#### Problem details
Reproduce every line of the entries below without alteration, leaving out the pictures.

#### Records
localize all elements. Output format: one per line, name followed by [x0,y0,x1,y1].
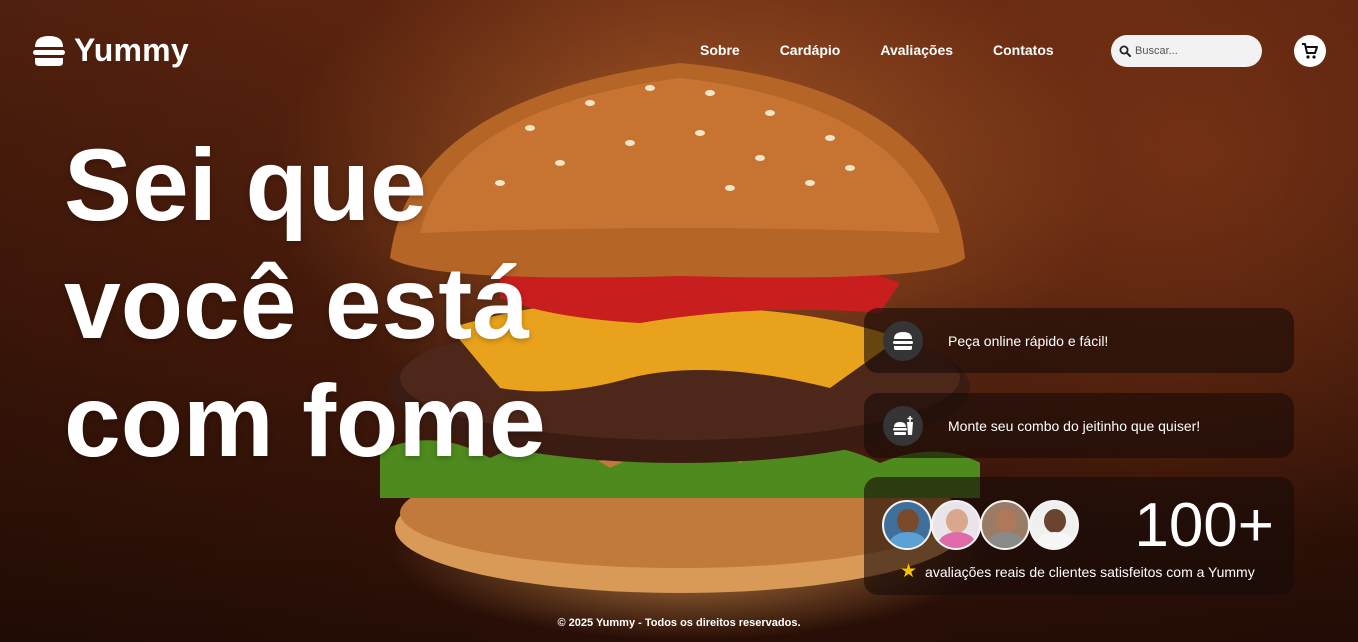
nav-link-cardapio[interactable]: Cardápio [780,42,841,58]
nav-link-avaliacoes[interactable]: Avaliações [880,42,953,58]
review-caption: ★ avaliações reais de clientes satisfeit… [900,561,1255,582]
review-count: 100+ [1134,491,1274,560]
feature-card-combo: Monte seu combo do jeitinho que quiser! [864,393,1294,458]
hero-headline: Sei que você está com fome [64,126,624,480]
burger-icon [33,35,65,66]
main-nav: Sobre Cardápio Avaliações Contatos [700,42,1094,58]
copyright-text: © 2025 Yummy - Todos os direitos reserva… [557,617,801,629]
site-footer: © 2025 Yummy - Todos os direitos reserva… [0,617,1358,629]
avatar [882,500,932,550]
cart-button[interactable] [1294,35,1326,67]
burger-icon [883,320,923,361]
site-header: Yummy Sobre Cardápio Avaliações Contatos [0,0,1358,100]
cart-icon [1302,43,1318,59]
customer-avatars [882,500,1079,550]
search-input[interactable] [1135,45,1255,57]
headline-line-2: você está [64,246,529,360]
brand-name: Yummy [74,32,189,68]
search-icon [1119,45,1131,57]
feature-text: Peça online rápido e fácil! [948,332,1109,349]
search-box[interactable] [1111,35,1262,67]
feature-card-order-online: Peça online rápido e fácil! [864,308,1294,373]
avatar [980,500,1030,550]
avatar [931,500,981,550]
review-text: avaliações reais de clientes satisfeitos… [925,564,1255,580]
reviews-card: 100+ ★ avaliações reais de clientes sati… [864,477,1294,595]
headline-line-3: com fome [64,364,546,478]
avatar [1029,500,1079,550]
nav-link-contatos[interactable]: Contatos [993,42,1054,58]
headline-line-1: Sei que [64,128,427,242]
brand-logo[interactable]: Yummy [32,32,189,69]
combo-meal-icon [883,405,923,446]
star-icon: ★ [900,561,918,582]
nav-link-sobre[interactable]: Sobre [700,42,740,58]
feature-text: Monte seu combo do jeitinho que quiser! [948,417,1201,434]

#### Expected answer
localize all elements. Output format: one per line, name followed by [x0,y0,x1,y1].
nav-link-cardapio[interactable]: Cardápio [780,42,841,58]
nav-link-avaliacoes[interactable]: Avaliações [880,42,953,58]
review-caption: ★ avaliações reais de clientes satisfeit… [900,561,1255,582]
review-count: 100+ [1134,491,1274,560]
feature-card-combo: Monte seu combo do jeitinho que quiser! [864,393,1294,458]
hero-headline: Sei que você está com fome [64,126,624,480]
burger-icon [33,35,65,66]
main-nav: Sobre Cardápio Avaliações Contatos [700,42,1094,58]
copyright-text: © 2025 Yummy - Todos os direitos reserva… [557,617,801,629]
site-footer: © 2025 Yummy - Todos os direitos reserva… [0,617,1358,629]
avatar [882,500,932,550]
cart-button[interactable] [1294,35,1326,67]
burger-icon [883,320,923,361]
site-header: Yummy Sobre Cardápio Avaliações Contatos [0,0,1358,100]
cart-icon [1302,43,1318,59]
customer-avatars [882,500,1079,550]
search-input[interactable] [1135,45,1255,57]
headline-line-2: você está [64,246,529,360]
brand-name: Yummy [74,32,189,68]
search-icon [1119,45,1131,57]
feature-text: Peça online rápido e fácil! [948,332,1109,349]
search-box[interactable] [1111,35,1262,67]
feature-card-order-online: Peça online rápido e fácil! [864,308,1294,373]
avatar [980,500,1030,550]
avatar [931,500,981,550]
review-text: avaliações reais de clientes satisfeitos… [925,564,1255,580]
reviews-card: 100+ ★ avaliações reais de clientes sati… [864,477,1294,595]
headline-line-3: com fome [64,364,546,478]
avatar [1029,500,1079,550]
nav-link-contatos[interactable]: Contatos [993,42,1054,58]
headline-line-1: Sei que [64,128,427,242]
brand-logo[interactable]: Yummy [32,32,189,69]
combo-meal-icon [883,405,923,446]
star-icon: ★ [900,561,918,582]
nav-link-sobre[interactable]: Sobre [700,42,740,58]
feature-text: Monte seu combo do jeitinho que quiser! [948,417,1201,434]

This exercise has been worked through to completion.